= Material for the task =

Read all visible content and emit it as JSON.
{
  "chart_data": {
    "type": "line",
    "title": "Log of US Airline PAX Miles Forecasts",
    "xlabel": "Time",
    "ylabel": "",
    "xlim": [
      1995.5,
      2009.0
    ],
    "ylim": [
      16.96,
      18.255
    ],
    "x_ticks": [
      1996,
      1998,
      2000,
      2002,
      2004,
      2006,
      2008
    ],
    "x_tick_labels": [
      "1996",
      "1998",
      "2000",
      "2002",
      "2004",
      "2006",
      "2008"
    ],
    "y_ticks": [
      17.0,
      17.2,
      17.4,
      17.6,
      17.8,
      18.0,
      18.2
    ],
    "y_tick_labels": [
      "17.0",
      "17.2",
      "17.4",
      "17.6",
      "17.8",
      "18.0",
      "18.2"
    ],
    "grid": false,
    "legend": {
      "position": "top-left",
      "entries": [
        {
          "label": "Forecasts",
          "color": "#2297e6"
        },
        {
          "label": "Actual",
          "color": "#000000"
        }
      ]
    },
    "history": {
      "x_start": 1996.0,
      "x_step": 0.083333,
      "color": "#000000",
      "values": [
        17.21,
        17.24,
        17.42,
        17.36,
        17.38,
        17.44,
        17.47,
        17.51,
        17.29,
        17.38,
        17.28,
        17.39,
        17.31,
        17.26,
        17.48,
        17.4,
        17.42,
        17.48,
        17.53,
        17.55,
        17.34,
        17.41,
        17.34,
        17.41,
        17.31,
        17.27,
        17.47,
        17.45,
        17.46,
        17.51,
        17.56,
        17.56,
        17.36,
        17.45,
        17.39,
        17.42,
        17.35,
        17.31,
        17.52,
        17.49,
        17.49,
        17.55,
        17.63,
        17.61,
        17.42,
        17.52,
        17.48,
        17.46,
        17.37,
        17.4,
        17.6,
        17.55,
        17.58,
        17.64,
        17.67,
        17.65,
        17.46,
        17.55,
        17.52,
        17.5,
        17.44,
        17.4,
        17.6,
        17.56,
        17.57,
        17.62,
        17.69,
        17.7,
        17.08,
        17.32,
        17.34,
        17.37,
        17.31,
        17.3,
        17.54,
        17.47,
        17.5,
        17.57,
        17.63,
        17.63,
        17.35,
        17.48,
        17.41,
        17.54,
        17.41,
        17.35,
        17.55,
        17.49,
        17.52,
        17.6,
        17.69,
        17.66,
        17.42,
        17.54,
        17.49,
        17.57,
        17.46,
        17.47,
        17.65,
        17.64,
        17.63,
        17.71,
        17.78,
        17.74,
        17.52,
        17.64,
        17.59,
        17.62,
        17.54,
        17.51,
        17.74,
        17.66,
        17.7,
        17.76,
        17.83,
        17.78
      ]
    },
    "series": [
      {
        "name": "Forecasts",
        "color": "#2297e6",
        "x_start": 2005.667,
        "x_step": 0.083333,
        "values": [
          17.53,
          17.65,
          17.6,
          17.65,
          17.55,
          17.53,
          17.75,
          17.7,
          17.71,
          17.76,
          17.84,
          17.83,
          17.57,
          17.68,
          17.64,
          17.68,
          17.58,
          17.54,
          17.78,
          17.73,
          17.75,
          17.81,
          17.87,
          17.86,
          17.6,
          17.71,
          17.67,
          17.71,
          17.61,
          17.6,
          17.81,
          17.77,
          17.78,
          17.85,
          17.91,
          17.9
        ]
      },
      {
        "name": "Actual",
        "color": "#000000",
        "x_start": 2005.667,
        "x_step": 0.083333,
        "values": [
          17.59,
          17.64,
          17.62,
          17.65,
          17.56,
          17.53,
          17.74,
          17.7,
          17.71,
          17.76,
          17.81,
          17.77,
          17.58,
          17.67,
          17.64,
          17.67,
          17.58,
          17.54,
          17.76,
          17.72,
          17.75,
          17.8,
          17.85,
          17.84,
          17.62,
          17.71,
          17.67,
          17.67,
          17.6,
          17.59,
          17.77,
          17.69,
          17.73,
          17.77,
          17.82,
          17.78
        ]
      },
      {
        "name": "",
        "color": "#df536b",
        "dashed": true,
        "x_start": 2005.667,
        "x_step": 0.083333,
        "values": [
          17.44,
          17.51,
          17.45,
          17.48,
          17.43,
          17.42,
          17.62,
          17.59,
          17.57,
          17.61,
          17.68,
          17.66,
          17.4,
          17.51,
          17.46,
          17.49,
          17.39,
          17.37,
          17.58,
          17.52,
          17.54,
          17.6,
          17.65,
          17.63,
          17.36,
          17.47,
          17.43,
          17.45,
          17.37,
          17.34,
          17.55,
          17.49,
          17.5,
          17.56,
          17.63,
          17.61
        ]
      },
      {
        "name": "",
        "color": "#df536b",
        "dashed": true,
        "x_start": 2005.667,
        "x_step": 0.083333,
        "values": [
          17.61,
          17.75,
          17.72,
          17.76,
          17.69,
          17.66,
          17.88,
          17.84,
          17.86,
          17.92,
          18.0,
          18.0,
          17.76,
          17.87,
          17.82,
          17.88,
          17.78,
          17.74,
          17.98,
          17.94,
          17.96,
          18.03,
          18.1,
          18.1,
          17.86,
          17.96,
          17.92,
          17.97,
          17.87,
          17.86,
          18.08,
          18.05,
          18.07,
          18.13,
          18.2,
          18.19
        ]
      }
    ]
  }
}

= Problem statement =
Every entry above should be retyped exactly as shown.

= Task result =
Read all visible content and emit it as JSON.
{
  "chart_data": {
    "type": "line",
    "title": "Log of US Airline PAX Miles Forecasts",
    "xlabel": "Time",
    "ylabel": "",
    "xlim": [
      1995.5,
      2009.0
    ],
    "ylim": [
      16.96,
      18.255
    ],
    "x_ticks": [
      1996,
      1998,
      2000,
      2002,
      2004,
      2006,
      2008
    ],
    "x_tick_labels": [
      "1996",
      "1998",
      "2000",
      "2002",
      "2004",
      "2006",
      "2008"
    ],
    "y_ticks": [
      17.0,
      17.2,
      17.4,
      17.6,
      17.8,
      18.0,
      18.2
    ],
    "y_tick_labels": [
      "17.0",
      "17.2",
      "17.4",
      "17.6",
      "17.8",
      "18.0",
      "18.2"
    ],
    "grid": false,
    "legend": {
      "position": "top-left",
      "entries": [
        {
          "label": "Forecasts",
          "color": "#2297e6"
        },
        {
          "label": "Actual",
          "color": "#000000"
        }
      ]
    },
    "history": {
      "x_start": 1996.0,
      "x_step": 0.083333,
      "color": "#000000",
      "values": [
        17.21,
        17.24,
        17.42,
        17.36,
        17.38,
        17.44,
        17.47,
        17.51,
        17.29,
        17.38,
        17.28,
        17.39,
        17.31,
        17.26,
        17.48,
        17.4,
        17.42,
        17.48,
        17.53,
        17.55,
        17.34,
        17.41,
        17.34,
        17.41,
        17.31,
        17.27,
        17.47,
        17.45,
        17.46,
        17.51,
        17.56,
        17.56,
        17.36,
        17.45,
        17.39,
        17.42,
        17.35,
        17.31,
        17.52,
        17.49,
        17.49,
        17.55,
        17.63,
        17.61,
        17.42,
        17.52,
        17.48,
        17.46,
        17.37,
        17.4,
        17.6,
        17.55,
        17.58,
        17.64,
        17.67,
        17.65,
        17.46,
        17.55,
        17.52,
        17.5,
        17.44,
        17.4,
        17.6,
        17.56,
        17.57,
        17.62,
        17.69,
        17.7,
        17.08,
        17.32,
        17.34,
        17.37,
        17.31,
        17.3,
        17.54,
        17.47,
        17.5,
        17.57,
        17.63,
        17.63,
        17.35,
        17.48,
        17.41,
        17.54,
        17.41,
        17.35,
        17.55,
        17.49,
        17.52,
        17.6,
        17.69,
        17.66,
        17.42,
        17.54,
        17.49,
        17.57,
        17.46,
        17.47,
        17.65,
        17.64,
        17.63,
        17.71,
        17.78,
        17.74,
        17.52,
        17.64,
        17.59,
        17.62,
        17.54,
        17.51,
        17.74,
        17.66,
        17.7,
        17.76,
        17.83,
        17.78
      ]
    },
    "series": [
      {
        "name": "Forecasts",
        "color": "#2297e6",
        "x_start": 2005.667,
        "x_step": 0.083333,
        "values": [
          17.53,
          17.65,
          17.6,
          17.65,
          17.55,
          17.53,
          17.75,
          17.7,
          17.71,
          17.76,
          17.84,
          17.83,
          17.57,
          17.68,
          17.64,
          17.68,
          17.58,
          17.54,
          17.78,
          17.73,
          17.75,
          17.81,
          17.87,
          17.86,
          17.6,
          17.71,
          17.67,
          17.71,
          17.61,
          17.6,
          17.81,
          17.77,
          17.78,
          17.85,
          17.91,
          17.9
        ]
      },
      {
        "name": "Actual",
        "color": "#000000",
        "x_start": 2005.667,
        "x_step": 0.083333,
        "values": [
          17.59,
          17.64,
          17.62,
          17.65,
          17.56,
          17.53,
          17.74,
          17.7,
          17.71,
          17.76,
          17.81,
          17.77,
          17.58,
          17.67,
          17.64,
          17.67,
          17.58,
          17.54,
          17.76,
          17.72,
          17.75,
          17.8,
          17.85,
          17.84,
          17.62,
          17.71,
          17.67,
          17.67,
          17.6,
          17.59,
          17.77,
          17.69,
          17.73,
          17.77,
          17.82,
          17.78
        ]
      },
      {
        "name": "",
        "color": "#df536b",
        "dashed": true,
        "x_start": 2005.667,
        "x_step": 0.083333,
        "values": [
          17.44,
          17.51,
          17.45,
          17.48,
          17.43,
          17.42,
          17.62,
          17.59,
          17.57,
          17.61,
          17.68,
          17.66,
          17.4,
          17.51,
          17.46,
          17.49,
          17.39,
          17.37,
          17.58,
          17.52,
          17.54,
          17.6,
          17.65,
          17.63,
          17.36,
          17.47,
          17.43,
          17.45,
          17.37,
          17.34,
          17.55,
          17.49,
          17.5,
          17.56,
          17.63,
          17.61
        ]
      },
      {
        "name": "",
        "color": "#df536b",
        "dashed": true,
        "x_start": 2005.667,
        "x_step": 0.083333,
        "values": [
          17.61,
          17.75,
          17.72,
          17.76,
          17.69,
          17.66,
          17.88,
          17.84,
          17.86,
          17.92,
          18.0,
          18.0,
          17.76,
          17.87,
          17.82,
          17.88,
          17.78,
          17.74,
          17.98,
          17.94,
          17.96,
          18.03,
          18.1,
          18.1,
          17.86,
          17.96,
          17.92,
          17.97,
          17.87,
          17.86,
          18.08,
          18.05,
          18.07,
          18.13,
          18.2,
          18.19
        ]
      }
    ]
  }
}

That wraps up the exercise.